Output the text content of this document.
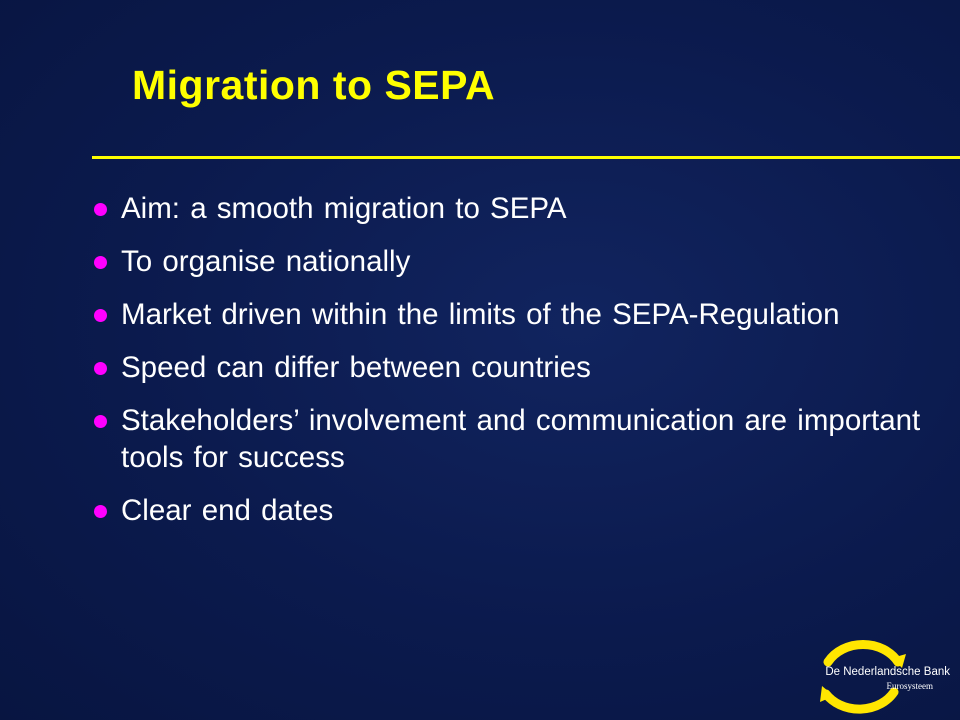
Migration to SEPA
Aim: a smooth migration to SEPA
To organise nationally
Market driven within the limits of the SEPA-Regulation
Speed can differ between countries
Stakeholders’ involvement and communication are important tools for success
Clear end dates
De Nederlandsche Bank
Eurosysteem
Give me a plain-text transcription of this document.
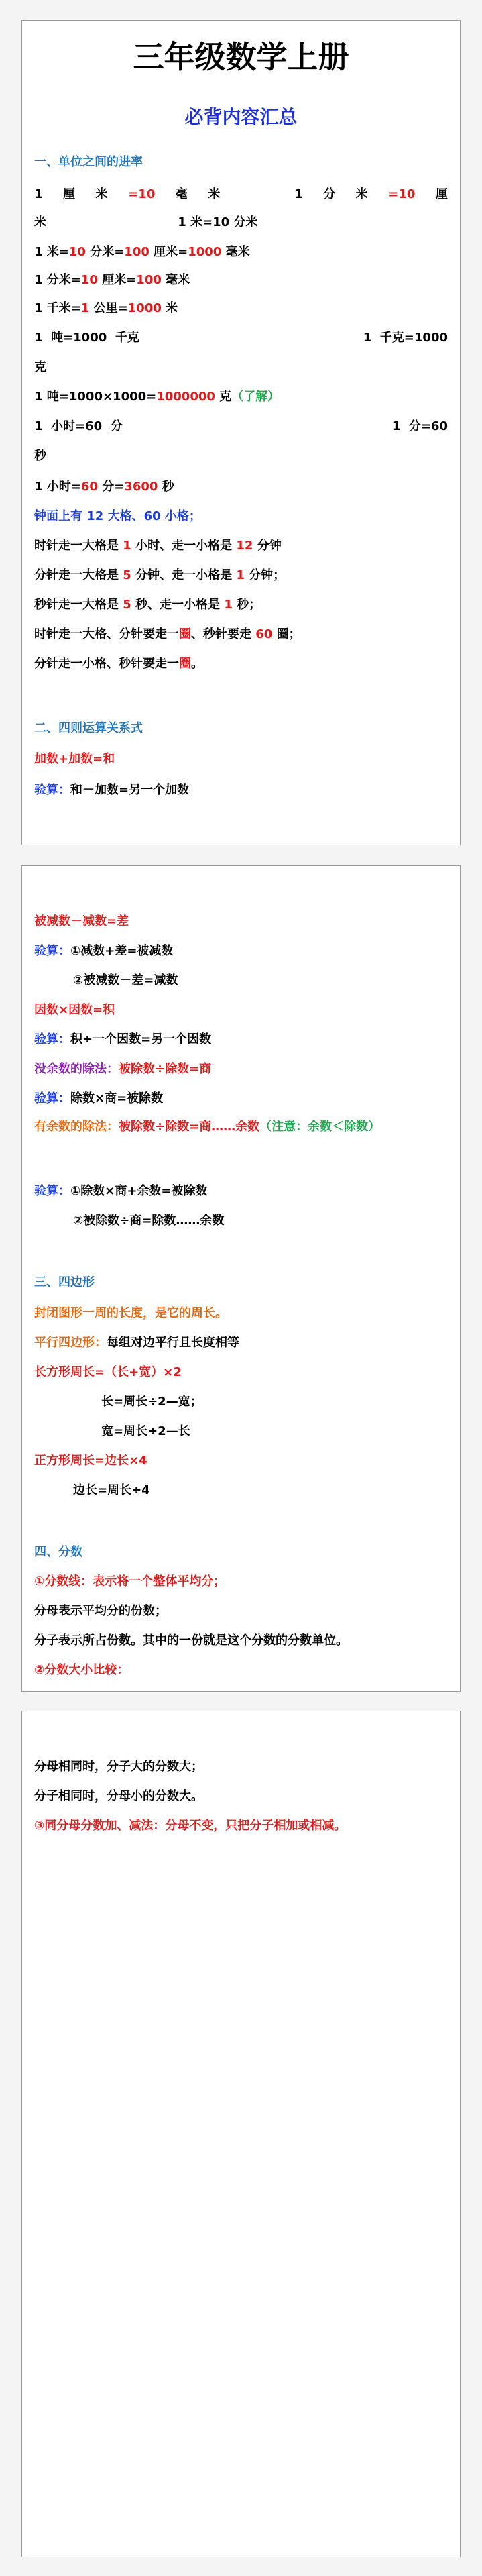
三年级数学上册
必背内容汇总

一、单位之间的进率

1 厘 米 =10 毫 米	1 分 米 =10 厘

米	1 米=10 分米

1 米=10 分米=100 厘米=1000 毫米

1 分米=10 厘米=100 毫米

1 千米=1 公里=1000 米

1 吨=1000 千克	1 千克=1000

克

1 吨=1000×1000=1000000 克（了解）

1 小时=60 分	1 分=60

秒

1 小时=60 分=3600 秒

钟面上有 12 大格、60 小格；

时针走一大格是 1 小时、走一小格是 12 分钟

分针走一大格是 5 分钟、走一小格是 1 分钟；

秒针走一大格是 5 秒、走一小格是 1 秒；

时针走一大格、分针要走一圈、秒针要走 60 圈；

分针走一小格、秒针要走一圈。

二、四则运算关系式

加数+加数=和

验算：和－加数=另一个加数

被减数－减数=差

验算：①减数+差=被减数

②被减数－差=减数

因数×因数=积

验算：积÷一个因数=另一个因数

没余数的除法：被除数÷除数=商

验算：除数×商=被除数

有余数的除法：被除数÷除数=商……余数（注意：余数＜除数）

验算：①除数×商+余数=被除数

②被除数÷商=除数……余数

三、四边形

封闭图形一周的长度，是它的周长。

平行四边形：每组对边平行且长度相等

长方形周长=（长+宽）×2

长=周长÷2—宽；

宽=周长÷2—长

正方形周长=边长×4

边长=周长÷4

四、分数

①分数线：表示将一个整体平均分；

分母表示平均分的份数；

分子表示所占份数。其中的一份就是这个分数的分数单位。

②分数大小比较：

分母相同时，分子大的分数大；

分子相同时，分母小的分数大。

③同分母分数加、减法：分母不变，只把分子相加或相减。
- - -
# SET PROBLEM
Without including any pictures, print each record exactly.

# OUTPUT FOR THIS EXERCISE
Output the text content of this document.
Migration to SEPA
Aim: a smooth migration to SEPA
To organise nationally
Market driven within the limits of the SEPA-Regulation
Speed can differ between countries
Stakeholders’ involvement and communication are important tools for success
Clear end dates
De Nederlandsche Bank
Eurosysteem
Give me a plain-text transcription of this document.
三年级数学上册
必背内容汇总

一、单位之间的进率

1 厘 米 =10 毫 米	1 分 米 =10 厘

米	1 米=10 分米

1 米=10 分米=100 厘米=1000 毫米

1 分米=10 厘米=100 毫米

1 千米=1 公里=1000 米

1 吨=1000 千克	1 千克=1000

克

1 吨=1000×1000=1000000 克（了解）

1 小时=60 分	1 分=60

秒

1 小时=60 分=3600 秒

钟面上有 12 大格、60 小格；

时针走一大格是 1 小时、走一小格是 12 分钟

分针走一大格是 5 分钟、走一小格是 1 分钟；

秒针走一大格是 5 秒、走一小格是 1 秒；

时针走一大格、分针要走一圈、秒针要走 60 圈；

分针走一小格、秒针要走一圈。

二、四则运算关系式

加数+加数=和

验算：和－加数=另一个加数

被减数－减数=差

验算：①减数+差=被减数

②被减数－差=减数

因数×因数=积

验算：积÷一个因数=另一个因数

没余数的除法：被除数÷除数=商

验算：除数×商=被除数

有余数的除法：被除数÷除数=商……余数（注意：余数＜除数）

验算：①除数×商+余数=被除数

②被除数÷商=除数……余数

三、四边形

封闭图形一周的长度，是它的周长。

平行四边形：每组对边平行且长度相等

长方形周长=（长+宽）×2

长=周长÷2—宽；

宽=周长÷2—长

正方形周长=边长×4

边长=周长÷4

四、分数

①分数线：表示将一个整体平均分；

分母表示平均分的份数；

分子表示所占份数。其中的一份就是这个分数的分数单位。

②分数大小比较：

分母相同时，分子大的分数大；

分子相同时，分母小的分数大。

③同分母分数加、减法：分母不变，只把分子相加或相减。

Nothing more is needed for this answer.